_Artigo_
Porque se eu encontrasse uma celebridade eu não surtaria

Há muito tempo, em um momento da minha vida, eu decidi que se por acaso um dia eu encontrasse uma celebridade, por qualquer motivo, eu não surtaria. Não faria nada. Nem mesmo tiraria uma foto. Eu ficaria simplesmente na minha. Como se tudo estivesse normal. Mesmo que fosse uma celebridade que eu admirasse muito.

Porque?

Por várias razões. Três razões em especial.

A primeira e principal, é que fazer isso seria um ato de idolatria. Idolatria viola o primeiro mandamento de Deus ("Não terás outros deuses além de mim. Não farás para ti nenhum ídolo, nenhuma imagem de qualquer coisa no céu, na terra, ou nas águas debaixo da terra. Não te prostrarás diante deles nem lhes prestará culto." Êxodo 20 3-4-5). Eu posso não ser uma cristã fervorosa (Simpatizo com o cristianismo e até adoto alguns de seus princípios para mim, mas me considero mais uma teísta irreligiosa. Ou seja, eu acredito em Deus sem obedecer a nenhuma religião), mas levo a sério os mandamentos de Deus, por achar que eles estão certos e fazem muito sentido. E esse da idolatria faz total sentido. Deus não quer que nós adoremos nenhum outro Deus não porque Ele seja narcisista, ou porque nos quer inteiramente para Ele, e sim porque Ele sabe que toda imagem que nós adorarmos que não seja Ele, seria falsa em relação a Ele. Afinal de contas, ninguém se compara a Deus. Logo tudo que nós adorarmos no lugar dEle é meramente um substituto muito pobre em relação a Ele, falso. Isso é até mesmo confirmado no livro Jesus, O Maior Psicólogo Que Já Existiu: "Algumas pessoas tem dificuldade em relacionar-se com Deus, mas, como precisam ligar-se a alguma coisa, colocam objetos no lugar dele. É assim que Jesus definia a idolatria." (No caso seria o ídolo no lugar do objeto). Fora que os outros Deus não existem (Sei que isso geraria muita discussão, mas é o que eu acho). Fora que idolatria faz muito mal à saúde mental (Basta ver aqueles fãs completamente lunáticos), ela é um precursor para gerar o transtorno de erotomania, que leva ao stalking, a ameaças de morte, a sequestro e a outros crimes. Adorar Deus é a única adoração saudável, a correta. Lógico que também existe fanatismo não saudável por Deus, mas adorar Deus basicamente é o correto. Surtar irracionalmente diante de uma celebridade, significa que eu fico extasiada pela presença dela, e se eu fico extasiada pela presença dela eu a estou adorando, eu a estou tratando como um ser divino, eu estou a colocando no mesmo patamar de Deus. Deus é a única presença pela qual eu deveria ficar extasiada, louca, desesperada. Porque Ele é o único digno disso. O único que merece isso. Os outros são meros mortais, assim como eu. A fama e o dinheiro não mudam isso.

_Objetivo a_
Organize em uma tabela Markdown, com as colunas n e Linha, as linhas da listagem entre a que contém "svg-text:2015: 2015: [337, 284, 360, 295]" e a que contém "html-text:Unemployed persons: Unemployed", inclusive. Deixe de fora as linhas em branco.

_Dados fornecidos_
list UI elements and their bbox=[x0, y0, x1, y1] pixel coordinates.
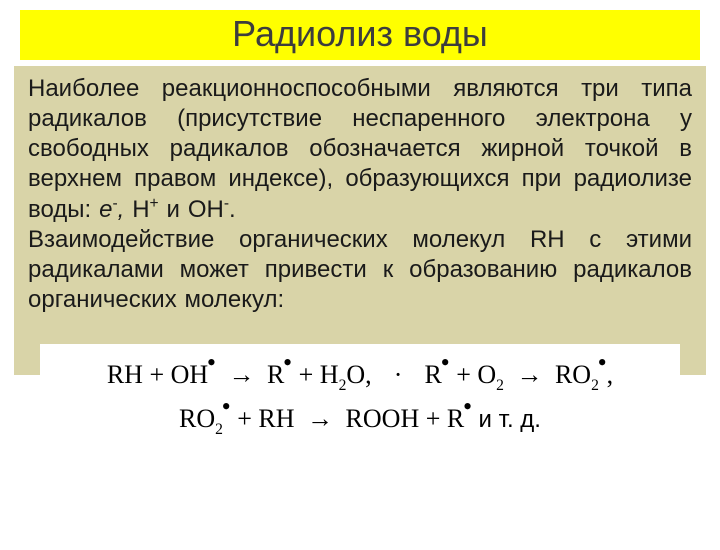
eq2-dot1: • bbox=[222, 392, 231, 421]
eq2-dot2: • bbox=[463, 392, 472, 421]
title-band: Радиолиз воды bbox=[20, 10, 700, 60]
eq1-dot2: • bbox=[283, 348, 292, 377]
eq1-r2: R bbox=[425, 360, 442, 389]
equation-box: RH + OH• → R• + H2O, · R• + O2 → RO2•, R… bbox=[40, 344, 680, 456]
eq2-sub-ro2: 2 bbox=[215, 421, 223, 438]
p1-sep1: , bbox=[118, 196, 133, 223]
eq1-arrow1: → bbox=[222, 360, 260, 389]
eq2-rooh-r: ROOH + R bbox=[346, 404, 465, 433]
eq1-h: + H bbox=[292, 360, 338, 389]
paragraph-2: Взаимодействие органических молекул RH с… bbox=[28, 226, 692, 313]
p1-h-sup: + bbox=[150, 195, 159, 212]
eq2-tail: и т. д. bbox=[479, 406, 541, 433]
p1-sep2: и bbox=[159, 196, 188, 223]
eq2-rh: + RH bbox=[231, 404, 295, 433]
eq1-rh-oh: RH + OH bbox=[107, 360, 208, 389]
slide: Радиолиз воды Наиболее реакционноспособн… bbox=[0, 10, 720, 550]
eq1-sub-h2o: 2 bbox=[339, 377, 347, 394]
paragraph-1: Наиболее реакционноспособными являются т… bbox=[28, 75, 692, 223]
eq1-dot1: • bbox=[207, 348, 216, 377]
eq1-comma: , bbox=[607, 360, 614, 389]
eq1-r: R bbox=[267, 360, 284, 389]
eq1-ro2: RO bbox=[555, 360, 591, 389]
p1-h: H bbox=[132, 196, 149, 223]
p1-end: . bbox=[229, 196, 236, 223]
eq1-sub-ro2: 2 bbox=[591, 377, 599, 394]
eq1-midpunct: · bbox=[394, 360, 403, 389]
eq1-sub-o2: 2 bbox=[496, 377, 504, 394]
p1-oh: OH bbox=[188, 196, 224, 223]
equation-line-1: RH + OH• → R• + H2O, · R• + O2 → RO2•, bbox=[50, 354, 670, 398]
eq1-dot3: • bbox=[441, 348, 450, 377]
eq1-arrow2: → bbox=[510, 360, 548, 389]
eq1-dot4: • bbox=[598, 348, 607, 377]
eq2-arrow: → bbox=[301, 404, 339, 433]
equation-line-2: RO2• + RH → ROOH + R• и т. д. bbox=[50, 398, 670, 442]
eq1-h2o-comma: O, bbox=[346, 360, 371, 389]
eq2-ro2: RO bbox=[179, 404, 215, 433]
body-text: Наиболее реакционноспособными являются т… bbox=[14, 66, 706, 375]
p1-e: e bbox=[99, 196, 112, 223]
eq1-o: + O bbox=[450, 360, 496, 389]
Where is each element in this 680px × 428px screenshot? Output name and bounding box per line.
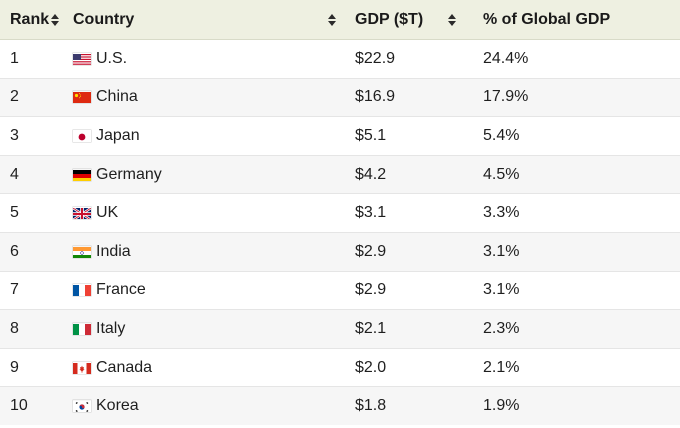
pct-cell: 24.4% [473,39,680,79]
header-pct[interactable]: % of Global GDP [473,0,680,40]
table-row[interactable]: 7 France $2.9 3.1% [0,270,680,310]
gdp-cell: $2.1 [345,309,473,349]
rank-cell: 5 [0,193,63,233]
india-flag-icon [73,246,91,258]
korea-flag-icon [73,400,91,413]
gdp-cell: $4.2 [345,154,473,194]
country-cell: India [63,231,345,272]
country-cell: France [63,270,345,310]
country-cell: Japan [63,116,345,156]
canada-flag-icon [73,362,91,374]
table-header-row: Rank Country GDP ($T) % of Global GDP [0,0,680,40]
rank-cell: 7 [0,270,63,310]
table-body: 1 U.S. $22.9 24.4% 2 China $16.9 17.9% 3 Japan $5.… [0,39,680,426]
country-cell: China [63,77,345,117]
country-cell: Germany [63,154,345,194]
country-cell: Canada [63,347,345,387]
table-row[interactable]: 5 UK $3.1 3.3% [0,193,680,233]
sort-icon[interactable] [327,12,337,28]
pct-cell: 5.4% [473,116,680,156]
sort-icon[interactable] [50,12,60,28]
us-flag-icon [73,53,91,65]
country-name[interactable]: France [96,281,146,299]
rank-cell: 1 [0,39,63,79]
gdp-cell: $1.8 [345,386,473,426]
japan-flag-icon [73,130,91,142]
sort-icon[interactable] [447,12,457,28]
country-name[interactable]: Korea [96,397,139,415]
italy-flag-icon [73,323,91,335]
country-name[interactable]: Germany [96,165,162,183]
header-gdp[interactable]: GDP ($T) [345,0,473,40]
country-name[interactable]: Canada [96,358,153,376]
gdp-cell: $16.9 [345,77,473,117]
table-row[interactable]: 9 Canada $2.0 2.1% [0,347,680,387]
country-name[interactable]: India [96,242,131,260]
header-country[interactable]: Country [63,0,345,40]
rank-cell: 3 [0,116,63,156]
country-name[interactable]: Italy [96,319,126,337]
country-name[interactable]: China [96,88,138,106]
france-flag-icon [73,284,91,297]
uk-flag-icon [73,207,91,220]
country-cell: Korea [63,386,345,426]
pct-cell: 4.5% [473,154,680,194]
country-cell: UK [63,193,345,233]
header-gdp-label: GDP ($T) [355,10,424,28]
table-row[interactable]: 10 Korea $1.8 1.9% [0,386,680,426]
gdp-cell: $3.1 [345,193,473,233]
gdp-cell: $2.9 [345,270,473,310]
rank-cell: 8 [0,309,63,349]
table-row[interactable]: 3 Japan $5.1 5.4% [0,116,680,156]
rank-cell: 10 [0,386,63,426]
pct-cell: 1.9% [473,386,680,426]
country-cell: Italy [63,309,345,349]
gdp-cell: $2.9 [345,231,473,272]
table-row[interactable]: 8 Italy $2.1 2.3% [0,309,680,349]
header-country-label: Country [73,10,135,28]
country-name[interactable]: Japan [96,126,140,144]
rank-cell: 2 [0,77,63,117]
table-row[interactable]: 2 China $16.9 17.9% [0,77,680,117]
pct-cell: 2.3% [473,309,680,349]
rank-cell: 6 [0,231,63,272]
gdp-cell: $22.9 [345,39,473,79]
pct-cell: 17.9% [473,77,680,117]
table-row[interactable]: 1 U.S. $22.9 24.4% [0,39,680,79]
table-row[interactable]: 6 India $2.9 3.1% [0,231,680,272]
header-pct-label: % of Global GDP [483,10,611,28]
gdp-cell: $5.1 [345,116,473,156]
pct-cell: 3.1% [473,270,680,310]
gdp-cell: $2.0 [345,347,473,387]
country-name[interactable]: UK [96,204,119,222]
pct-cell: 2.1% [473,347,680,387]
rank-cell: 4 [0,154,63,194]
header-rank-label: Rank [10,10,50,28]
pct-cell: 3.1% [473,231,680,272]
header-rank[interactable]: Rank [0,0,63,40]
country-name[interactable]: U.S. [96,49,128,67]
table-row[interactable]: 4 Germany $4.2 4.5% [0,154,680,194]
china-flag-icon [73,91,91,104]
pct-cell: 3.3% [473,193,680,233]
germany-flag-icon [73,169,91,181]
rank-cell: 9 [0,347,63,387]
country-cell: U.S. [63,39,345,79]
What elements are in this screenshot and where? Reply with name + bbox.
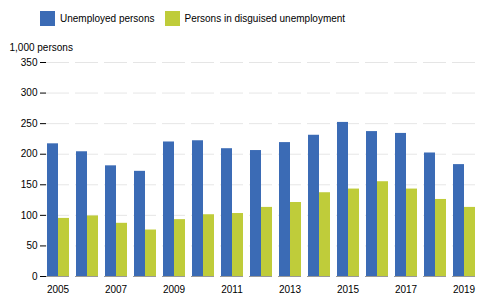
svg-text:2015: 2015: [337, 284, 360, 295]
svg-text:150: 150: [21, 179, 38, 190]
svg-text:200: 200: [21, 148, 38, 159]
html-text:Persons in disguised unemploym: Persons in disguised unemployment: [184, 13, 346, 24]
svg-text:2013: 2013: [279, 284, 302, 295]
svg-text:0: 0: [32, 271, 38, 282]
svg-text:100: 100: [21, 210, 38, 221]
svg-text:50: 50: [26, 240, 38, 251]
svg-text:2011: 2011: [221, 284, 243, 295]
svg-text:1,000 persons: 1,000 persons: [10, 42, 73, 53]
svg-text:350: 350: [21, 57, 38, 68]
svg-text:300: 300: [21, 87, 38, 98]
svg-text:2009: 2009: [163, 284, 186, 295]
svg-text:250: 250: [21, 118, 38, 129]
svg-text:2005: 2005: [47, 284, 70, 295]
svg-text:2019: 2019: [453, 284, 476, 295]
html-text:Unemployed persons: Unemployed persons: [60, 13, 155, 24]
svg-text:2007: 2007: [105, 284, 128, 295]
svg-text:2017: 2017: [395, 284, 418, 295]
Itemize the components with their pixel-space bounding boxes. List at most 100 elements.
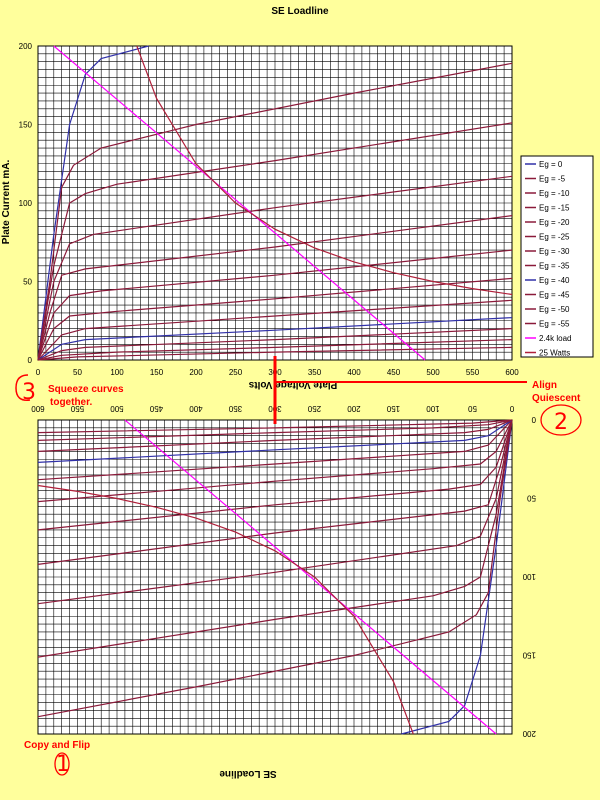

_Objetivo b_
Transcreva do artigo sobre celebridades e idolatria o trecho entre "Há muito tempo, em" e "razões em especial.", inclusive.

_Resposta a_
| n | Linha |
|---|---|
| 1 | svg-text:2015: 2015: [337, 284, 360, 295] |
| 2 | svg-text:150: 150: [21, 179, 38, 190] |
| 3 | svg-text:200: 200: [21, 148, 38, 159] |
| 4 | html-text:Persons in disguised unemploym: Persons in disguised unemployment: [184, 13, 346, 24] |
| 5 | svg-text:2013: 2013: [279, 284, 302, 295] |
| 6 | svg-text:0: 0: [32, 271, 38, 282] |
| 7 | svg-text:100: 100: [21, 210, 38, 221] |
| 8 | svg-text:50: 50: [26, 240, 38, 251] |
| 9 | svg-text:2011: 2011: [221, 284, 243, 295] |
| 10 | svg-text:1,000 persons: 1,000 persons: [10, 42, 73, 53] |
| 11 | svg-text:350: 350: [21, 57, 38, 68] |
| 12 | svg-text:300: 300: [21, 87, 38, 98] |
| 13 | svg-text:2009: 2009: [163, 284, 186, 295] |
| 14 | svg-text:250: 250: [21, 118, 38, 129] |
| 15 | svg-text:2005: 2005: [47, 284, 70, 295] |
| 16 | svg-text:2019: 2019: [453, 284, 476, 295] |
| 17 | html-text:Unemployed persons: Unemployed persons: [60, 13, 155, 24] |

_Resposta b_
Há muito tempo, em um momento da minha vida, eu decidi que se por acaso um dia eu encontrasse uma celebridade, por qualquer motivo, eu não surtaria. Não faria nada. Nem mesmo tiraria uma foto. Eu ficaria simplesmente na minha. Como se tudo estivesse normal. Mesmo que fosse uma celebridade que eu admirasse muito.

Porque?

Por várias razões. Três razões em especial.